(RECORDED DATA)

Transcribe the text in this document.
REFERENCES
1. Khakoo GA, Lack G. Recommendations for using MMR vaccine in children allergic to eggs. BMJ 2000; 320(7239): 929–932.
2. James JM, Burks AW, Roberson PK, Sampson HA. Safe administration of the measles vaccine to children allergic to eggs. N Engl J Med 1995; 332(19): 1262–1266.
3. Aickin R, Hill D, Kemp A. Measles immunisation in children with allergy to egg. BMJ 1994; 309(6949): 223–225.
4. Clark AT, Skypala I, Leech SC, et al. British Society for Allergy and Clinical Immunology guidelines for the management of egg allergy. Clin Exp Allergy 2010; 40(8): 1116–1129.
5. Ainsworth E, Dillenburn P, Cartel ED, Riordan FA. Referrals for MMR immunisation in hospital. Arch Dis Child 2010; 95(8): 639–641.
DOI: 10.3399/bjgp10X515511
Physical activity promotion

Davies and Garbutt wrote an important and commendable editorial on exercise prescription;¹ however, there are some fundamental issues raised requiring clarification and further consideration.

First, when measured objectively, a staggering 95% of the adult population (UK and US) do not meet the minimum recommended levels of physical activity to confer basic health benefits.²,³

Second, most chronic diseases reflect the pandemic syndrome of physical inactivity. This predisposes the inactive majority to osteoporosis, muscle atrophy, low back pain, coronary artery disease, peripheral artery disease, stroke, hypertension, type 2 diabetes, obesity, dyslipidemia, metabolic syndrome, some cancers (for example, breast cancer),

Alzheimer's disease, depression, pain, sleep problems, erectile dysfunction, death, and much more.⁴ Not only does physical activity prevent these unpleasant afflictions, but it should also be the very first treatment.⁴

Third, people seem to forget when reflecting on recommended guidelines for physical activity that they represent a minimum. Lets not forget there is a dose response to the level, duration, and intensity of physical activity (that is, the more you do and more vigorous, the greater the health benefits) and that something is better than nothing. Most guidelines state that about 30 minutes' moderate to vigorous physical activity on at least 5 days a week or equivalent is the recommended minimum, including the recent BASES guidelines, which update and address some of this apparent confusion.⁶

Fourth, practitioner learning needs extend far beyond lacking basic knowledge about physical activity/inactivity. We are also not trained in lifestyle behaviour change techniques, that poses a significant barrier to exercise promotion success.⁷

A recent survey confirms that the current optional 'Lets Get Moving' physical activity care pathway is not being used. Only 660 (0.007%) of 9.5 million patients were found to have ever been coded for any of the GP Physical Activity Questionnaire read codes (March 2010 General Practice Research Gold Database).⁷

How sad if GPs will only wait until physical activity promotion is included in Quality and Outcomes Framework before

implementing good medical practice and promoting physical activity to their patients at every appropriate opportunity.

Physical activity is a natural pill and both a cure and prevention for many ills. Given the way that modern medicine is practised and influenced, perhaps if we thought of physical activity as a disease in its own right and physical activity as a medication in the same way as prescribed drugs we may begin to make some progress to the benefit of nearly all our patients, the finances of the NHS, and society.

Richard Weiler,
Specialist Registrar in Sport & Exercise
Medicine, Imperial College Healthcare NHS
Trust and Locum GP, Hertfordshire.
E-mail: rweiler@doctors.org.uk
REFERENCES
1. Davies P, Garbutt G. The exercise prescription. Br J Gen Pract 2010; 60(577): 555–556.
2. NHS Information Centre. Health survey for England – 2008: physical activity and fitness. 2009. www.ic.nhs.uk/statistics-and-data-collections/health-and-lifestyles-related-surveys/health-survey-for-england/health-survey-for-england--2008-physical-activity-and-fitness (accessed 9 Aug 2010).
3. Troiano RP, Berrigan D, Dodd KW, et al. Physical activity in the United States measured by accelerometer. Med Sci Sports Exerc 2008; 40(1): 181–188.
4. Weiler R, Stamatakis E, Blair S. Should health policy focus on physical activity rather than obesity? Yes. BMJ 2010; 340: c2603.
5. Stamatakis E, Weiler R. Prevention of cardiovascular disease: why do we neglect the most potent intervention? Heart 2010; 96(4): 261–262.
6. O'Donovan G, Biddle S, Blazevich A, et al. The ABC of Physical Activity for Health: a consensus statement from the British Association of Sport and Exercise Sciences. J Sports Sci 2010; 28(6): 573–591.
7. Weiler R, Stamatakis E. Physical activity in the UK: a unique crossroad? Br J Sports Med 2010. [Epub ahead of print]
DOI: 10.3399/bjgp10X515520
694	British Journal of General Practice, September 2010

(End RECORDED DATA)

TASK INSTRUCTIONS
Each line above must be retyped exactly.

ANSWER SECTION
Transcribe the text in this document.
REFERENCES
1. Khakoo GA, Lack G. Recommendations for using MMR vaccine in children allergic to eggs. BMJ 2000; 320(7239): 929–932.
2. James JM, Burks AW, Roberson PK, Sampson HA. Safe administration of the measles vaccine to children allergic to eggs. N Engl J Med 1995; 332(19): 1262–1266.
3. Aickin R, Hill D, Kemp A. Measles immunisation in children with allergy to egg. BMJ 1994; 309(6949): 223–225.
4. Clark AT, Skypala I, Leech SC, et al. British Society for Allergy and Clinical Immunology guidelines for the management of egg allergy. Clin Exp Allergy 2010; 40(8): 1116–1129.
5. Ainsworth E, Dillenburn P, Cartel ED, Riordan FA. Referrals for MMR immunisation in hospital. Arch Dis Child 2010; 95(8): 639–641.
DOI: 10.3399/bjgp10X515511
Physical activity promotion

Davies and Garbutt wrote an important and commendable editorial on exercise prescription;¹ however, there are some fundamental issues raised requiring clarification and further consideration.

First, when measured objectively, a staggering 95% of the adult population (UK and US) do not meet the minimum recommended levels of physical activity to confer basic health benefits.²,³

Second, most chronic diseases reflect the pandemic syndrome of physical inactivity. This predisposes the inactive majority to osteoporosis, muscle atrophy, low back pain, coronary artery disease, peripheral artery disease, stroke, hypertension, type 2 diabetes, obesity, dyslipidemia, metabolic syndrome, some cancers (for example, breast cancer),

Alzheimer's disease, depression, pain, sleep problems, erectile dysfunction, death, and much more.⁴ Not only does physical activity prevent these unpleasant afflictions, but it should also be the very first treatment.⁴

Third, people seem to forget when reflecting on recommended guidelines for physical activity that they represent a minimum. Lets not forget there is a dose response to the level, duration, and intensity of physical activity (that is, the more you do and more vigorous, the greater the health benefits) and that something is better than nothing. Most guidelines state that about 30 minutes' moderate to vigorous physical activity on at least 5 days a week or equivalent is the recommended minimum, including the recent BASES guidelines, which update and address some of this apparent confusion.⁶

Fourth, practitioner learning needs extend far beyond lacking basic knowledge about physical activity/inactivity. We are also not trained in lifestyle behaviour change techniques, that poses a significant barrier to exercise promotion success.⁷

A recent survey confirms that the current optional 'Lets Get Moving' physical activity care pathway is not being used. Only 660 (0.007%) of 9.5 million patients were found to have ever been coded for any of the GP Physical Activity Questionnaire read codes (March 2010 General Practice Research Gold Database).⁷

How sad if GPs will only wait until physical activity promotion is included in Quality and Outcomes Framework before

implementing good medical practice and promoting physical activity to their patients at every appropriate opportunity.

Physical activity is a natural pill and both a cure and prevention for many ills. Given the way that modern medicine is practised and influenced, perhaps if we thought of physical activity as a disease in its own right and physical activity as a medication in the same way as prescribed drugs we may begin to make some progress to the benefit of nearly all our patients, the finances of the NHS, and society.

Richard Weiler,
Specialist Registrar in Sport & Exercise
Medicine, Imperial College Healthcare NHS
Trust and Locum GP, Hertfordshire.
E-mail: rweiler@doctors.org.uk
REFERENCES
1. Davies P, Garbutt G. The exercise prescription. Br J Gen Pract 2010; 60(577): 555–556.
2. NHS Information Centre. Health survey for England – 2008: physical activity and fitness. 2009. www.ic.nhs.uk/statistics-and-data-collections/health-and-lifestyles-related-surveys/health-survey-for-england/health-survey-for-england--2008-physical-activity-and-fitness (accessed 9 Aug 2010).
3. Troiano RP, Berrigan D, Dodd KW, et al. Physical activity in the United States measured by accelerometer. Med Sci Sports Exerc 2008; 40(1): 181–188.
4. Weiler R, Stamatakis E, Blair S. Should health policy focus on physical activity rather than obesity? Yes. BMJ 2010; 340: c2603.
5. Stamatakis E, Weiler R. Prevention of cardiovascular disease: why do we neglect the most potent intervention? Heart 2010; 96(4): 261–262.
6. O'Donovan G, Biddle S, Blazevich A, et al. The ABC of Physical Activity for Health: a consensus statement from the British Association of Sport and Exercise Sciences. J Sports Sci 2010; 28(6): 573–591.
7. Weiler R, Stamatakis E. Physical activity in the UK: a unique crossroad? Br J Sports Med 2010. [Epub ahead of print]
DOI: 10.3399/bjgp10X515520
694	British Journal of General Practice, September 2010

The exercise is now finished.